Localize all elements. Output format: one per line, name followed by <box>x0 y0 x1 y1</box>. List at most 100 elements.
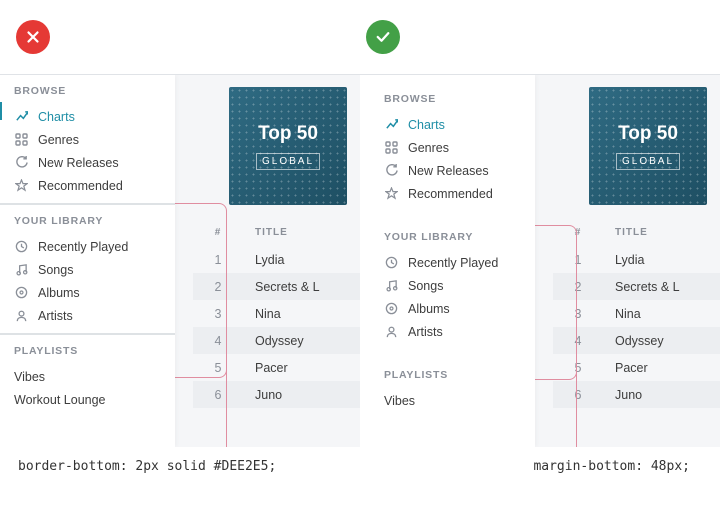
row-num: 2 <box>209 280 227 294</box>
table-row[interactable]: 3 Nina <box>569 300 720 327</box>
nav-recently-played[interactable]: Recently Played <box>384 251 535 274</box>
row-num: 3 <box>209 307 227 321</box>
table-row[interactable]: 4Odyssey <box>193 327 360 354</box>
nav-artists[interactable]: Artists <box>14 304 175 327</box>
row-num: 5 <box>209 361 227 375</box>
nav-genres[interactable]: Genres <box>384 136 535 159</box>
nav-label: New Releases <box>38 156 119 170</box>
disc-icon <box>14 286 28 299</box>
card-title: Top 50 <box>618 123 678 145</box>
cross-badge-icon <box>16 20 50 54</box>
comparison-header <box>0 0 720 75</box>
nav-songs[interactable]: Songs <box>384 274 535 297</box>
nav-charts[interactable]: Charts <box>14 105 175 128</box>
section-title-library: YOUR LIBRARY <box>384 231 535 243</box>
section-title-playlists: PLAYLISTS <box>384 369 535 381</box>
playlist-vibes[interactable]: Vibes <box>384 389 535 412</box>
row-num: 3 <box>569 307 587 321</box>
table-row[interactable]: 5Pacer <box>569 354 720 381</box>
nav-songs[interactable]: Songs <box>14 258 175 281</box>
col-title: TITLE <box>615 227 648 238</box>
nav-recently-played[interactable]: Recently Played <box>14 235 175 258</box>
row-num: 4 <box>209 334 227 348</box>
nav-label: Songs <box>408 279 443 293</box>
nav-albums[interactable]: Albums <box>384 297 535 320</box>
nav-artists[interactable]: Artists <box>384 320 535 343</box>
user-icon <box>384 325 398 338</box>
nav-recommended[interactable]: Recommended <box>384 182 535 205</box>
row-num: 6 <box>209 388 227 402</box>
row-title: Lydia <box>615 253 644 267</box>
nav-label: Genres <box>408 141 449 155</box>
active-indicator <box>0 102 2 120</box>
track-table: #TITLE 1Lydia 2Secrets & L 3Nina 4Odysse… <box>209 227 360 408</box>
nav-label: Genres <box>38 133 79 147</box>
nav-recommended[interactable]: Recommended <box>14 174 175 197</box>
clock-icon <box>14 240 28 253</box>
nav-label: Charts <box>38 110 75 124</box>
nav-charts[interactable]: Charts <box>384 113 535 136</box>
row-title: Juno <box>255 388 282 402</box>
nav-label: Recommended <box>408 187 493 201</box>
star-icon <box>14 179 28 192</box>
world-dots-bg <box>229 87 347 205</box>
section-title-browse: BROWSE <box>14 85 175 97</box>
table-row[interactable]: 2 Secrets & L <box>193 273 360 300</box>
col-title: TITLE <box>255 227 288 238</box>
row-num: 5 <box>569 361 587 375</box>
user-icon <box>14 309 28 322</box>
card-subtitle: GLOBAL <box>256 153 320 170</box>
table-row[interactable]: 3Nina <box>209 300 360 327</box>
section-playlists: PLAYLISTS Vibes Workout Lounge <box>14 345 175 411</box>
nav-genres[interactable]: Genres <box>14 128 175 151</box>
playlist-vibes[interactable]: Vibes <box>14 365 175 388</box>
row-title: Juno <box>615 388 642 402</box>
grid-icon <box>14 133 28 146</box>
row-num: 1 <box>569 253 587 267</box>
table-row[interactable]: 6 Juno <box>553 381 720 408</box>
row-title: Nina <box>615 307 641 321</box>
table-row[interactable]: 1 Lydia <box>569 246 720 273</box>
nav-label: Albums <box>38 286 80 300</box>
nav-albums[interactable]: Albums <box>14 281 175 304</box>
nav-label: Artists <box>408 325 443 339</box>
content-good: Top 50 GLOBAL #TITLE 1Lydia 2Secrets & L… <box>535 75 720 447</box>
code-caption-right: margin-bottom: 48px; <box>533 459 690 474</box>
trend-icon <box>384 118 398 131</box>
section-library: YOUR LIBRARY Recently Played Songs Album… <box>0 215 175 335</box>
nav-label: Charts <box>408 118 445 132</box>
row-num: 4 <box>569 334 587 348</box>
nav-new-releases[interactable]: New Releases <box>14 151 175 174</box>
row-title: Secrets & L <box>255 280 320 294</box>
playlist-workout[interactable]: Workout Lounge <box>14 388 175 411</box>
refresh-icon <box>384 164 398 177</box>
note-icon <box>14 263 28 276</box>
nav-label: Albums <box>408 302 450 316</box>
nav-label: Recently Played <box>38 240 128 254</box>
panel-good: BROWSE Charts Genres New Releases Recomm… <box>360 75 720 447</box>
row-title: Secrets & L <box>615 280 680 294</box>
row-num: 1 <box>209 253 227 267</box>
card-subtitle: GLOBAL <box>616 153 680 170</box>
row-title: Odyssey <box>615 334 664 348</box>
trend-icon <box>14 110 28 123</box>
table-row[interactable]: 4 Odyssey <box>553 327 720 354</box>
table-row[interactable]: 6 Juno <box>193 381 360 408</box>
table-row[interactable]: 5 Pacer <box>209 354 360 381</box>
table-row[interactable]: 1 Lydia <box>209 246 360 273</box>
playlist-card[interactable]: Top 50 GLOBAL <box>589 87 707 205</box>
nav-new-releases[interactable]: New Releases <box>384 159 535 182</box>
row-title: Pacer <box>255 361 288 375</box>
refresh-icon <box>14 156 28 169</box>
playlist-card[interactable]: Top 50 GLOBAL <box>229 87 347 205</box>
comparison-panels: BROWSE Charts Genres New Releases Recomm… <box>0 75 720 447</box>
row-title: Lydia <box>255 253 284 267</box>
nav-label: Recommended <box>38 179 123 193</box>
row-num: 6 <box>569 388 587 402</box>
section-browse: BROWSE Charts Genres New Releases Recomm… <box>384 93 535 205</box>
code-caption-left: border-bottom: 2px solid #DEE2E5; <box>18 459 276 474</box>
content-bad: Top 50 GLOBAL #TITLE 1Lydia 2Secrets & L… <box>175 75 360 447</box>
check-badge-icon <box>366 20 400 54</box>
section-playlists: PLAYLISTS Vibes <box>384 369 535 412</box>
table-row[interactable]: 2Secrets & L <box>553 273 720 300</box>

- [What you should do]: Can you transcribe every line of the listing above word for word, leaving out the pictures?

- [Finished answer]:
Localize all elements. Output format: one per line, name followed by <box>x0 y0 x1 y1</box>. List at most 100 elements.
row-num: 2 <box>209 280 227 294</box>
table-row[interactable]: 3 Nina <box>569 300 720 327</box>
nav-recently-played[interactable]: Recently Played <box>384 251 535 274</box>
row-num: 3 <box>209 307 227 321</box>
table-row[interactable]: 4Odyssey <box>193 327 360 354</box>
nav-artists[interactable]: Artists <box>14 304 175 327</box>
row-num: 5 <box>209 361 227 375</box>
nav-genres[interactable]: Genres <box>384 136 535 159</box>
nav-label: New Releases <box>38 156 119 170</box>
disc-icon <box>14 286 28 299</box>
card-title: Top 50 <box>618 123 678 145</box>
cross-badge-icon <box>16 20 50 54</box>
comparison-header <box>0 0 720 75</box>
nav-songs[interactable]: Songs <box>384 274 535 297</box>
nav-charts[interactable]: Charts <box>14 105 175 128</box>
section-title-library: YOUR LIBRARY <box>384 231 535 243</box>
section-title-playlists: PLAYLISTS <box>384 369 535 381</box>
playlist-vibes[interactable]: Vibes <box>384 389 535 412</box>
row-num: 3 <box>569 307 587 321</box>
table-row[interactable]: 5Pacer <box>569 354 720 381</box>
nav-songs[interactable]: Songs <box>14 258 175 281</box>
col-title: TITLE <box>615 227 648 238</box>
nav-recently-played[interactable]: Recently Played <box>14 235 175 258</box>
row-num: 4 <box>209 334 227 348</box>
nav-label: Songs <box>408 279 443 293</box>
nav-albums[interactable]: Albums <box>384 297 535 320</box>
nav-artists[interactable]: Artists <box>384 320 535 343</box>
user-icon <box>384 325 398 338</box>
nav-recommended[interactable]: Recommended <box>384 182 535 205</box>
row-num: 6 <box>209 388 227 402</box>
row-title: Lydia <box>615 253 644 267</box>
nav-label: Genres <box>408 141 449 155</box>
active-indicator <box>0 102 2 120</box>
track-table: #TITLE 1Lydia 2Secrets & L 3Nina 4Odysse… <box>209 227 360 408</box>
nav-label: Genres <box>38 133 79 147</box>
nav-recommended[interactable]: Recommended <box>14 174 175 197</box>
clock-icon <box>14 240 28 253</box>
nav-label: Charts <box>38 110 75 124</box>
nav-charts[interactable]: Charts <box>384 113 535 136</box>
row-title: Juno <box>255 388 282 402</box>
nav-label: Recommended <box>408 187 493 201</box>
star-icon <box>14 179 28 192</box>
world-dots-bg <box>229 87 347 205</box>
section-title-browse: BROWSE <box>14 85 175 97</box>
table-row[interactable]: 2 Secrets & L <box>193 273 360 300</box>
col-title: TITLE <box>255 227 288 238</box>
row-num: 5 <box>569 361 587 375</box>
user-icon <box>14 309 28 322</box>
card-subtitle: GLOBAL <box>256 153 320 170</box>
table-row[interactable]: 3Nina <box>209 300 360 327</box>
section-playlists: PLAYLISTS Vibes Workout Lounge <box>14 345 175 411</box>
nav-genres[interactable]: Genres <box>14 128 175 151</box>
playlist-vibes[interactable]: Vibes <box>14 365 175 388</box>
row-title: Juno <box>615 388 642 402</box>
grid-icon <box>14 133 28 146</box>
row-num: 1 <box>569 253 587 267</box>
table-row[interactable]: 6 Juno <box>553 381 720 408</box>
row-title: Nina <box>615 307 641 321</box>
table-row[interactable]: 1 Lydia <box>569 246 720 273</box>
nav-label: Albums <box>38 286 80 300</box>
nav-albums[interactable]: Albums <box>14 281 175 304</box>
nav-label: Artists <box>408 325 443 339</box>
content-good: Top 50 GLOBAL #TITLE 1Lydia 2Secrets & L… <box>535 75 720 447</box>
code-caption-right: margin-bottom: 48px; <box>533 459 690 474</box>
trend-icon <box>384 118 398 131</box>
section-library: YOUR LIBRARY Recently Played Songs Album… <box>0 215 175 335</box>
nav-label: Charts <box>408 118 445 132</box>
row-num: 4 <box>569 334 587 348</box>
nav-new-releases[interactable]: New Releases <box>14 151 175 174</box>
row-title: Secrets & L <box>255 280 320 294</box>
playlist-workout[interactable]: Workout Lounge <box>14 388 175 411</box>
refresh-icon <box>384 164 398 177</box>
note-icon <box>14 263 28 276</box>
nav-label: Albums <box>408 302 450 316</box>
nav-label: Recently Played <box>38 240 128 254</box>
panel-good: BROWSE Charts Genres New Releases Recomm… <box>360 75 720 447</box>
row-title: Secrets & L <box>615 280 680 294</box>
row-num: 1 <box>209 253 227 267</box>
card-subtitle: GLOBAL <box>616 153 680 170</box>
row-title: Odyssey <box>615 334 664 348</box>
trend-icon <box>14 110 28 123</box>
table-row[interactable]: 4 Odyssey <box>553 327 720 354</box>
table-row[interactable]: 6 Juno <box>193 381 360 408</box>
table-row[interactable]: 5 Pacer <box>209 354 360 381</box>
table-row[interactable]: 1 Lydia <box>209 246 360 273</box>
playlist-card[interactable]: Top 50 GLOBAL <box>589 87 707 205</box>
nav-new-releases[interactable]: New Releases <box>384 159 535 182</box>
row-title: Pacer <box>255 361 288 375</box>
refresh-icon <box>14 156 28 169</box>
playlist-card[interactable]: Top 50 GLOBAL <box>229 87 347 205</box>
comparison-panels: BROWSE Charts Genres New Releases Recomm… <box>0 75 720 447</box>
row-title: Lydia <box>255 253 284 267</box>
nav-label: Recommended <box>38 179 123 193</box>
row-num: 6 <box>569 388 587 402</box>
section-browse: BROWSE Charts Genres New Releases Recomm… <box>384 93 535 205</box>
code-caption-left: border-bottom: 2px solid #DEE2E5; <box>18 459 276 474</box>
content-bad: Top 50 GLOBAL #TITLE 1Lydia 2Secrets & L… <box>175 75 360 447</box>
check-badge-icon <box>366 20 400 54</box>
section-playlists: PLAYLISTS Vibes <box>384 369 535 412</box>
table-row[interactable]: 2Secrets & L <box>553 273 720 300</box>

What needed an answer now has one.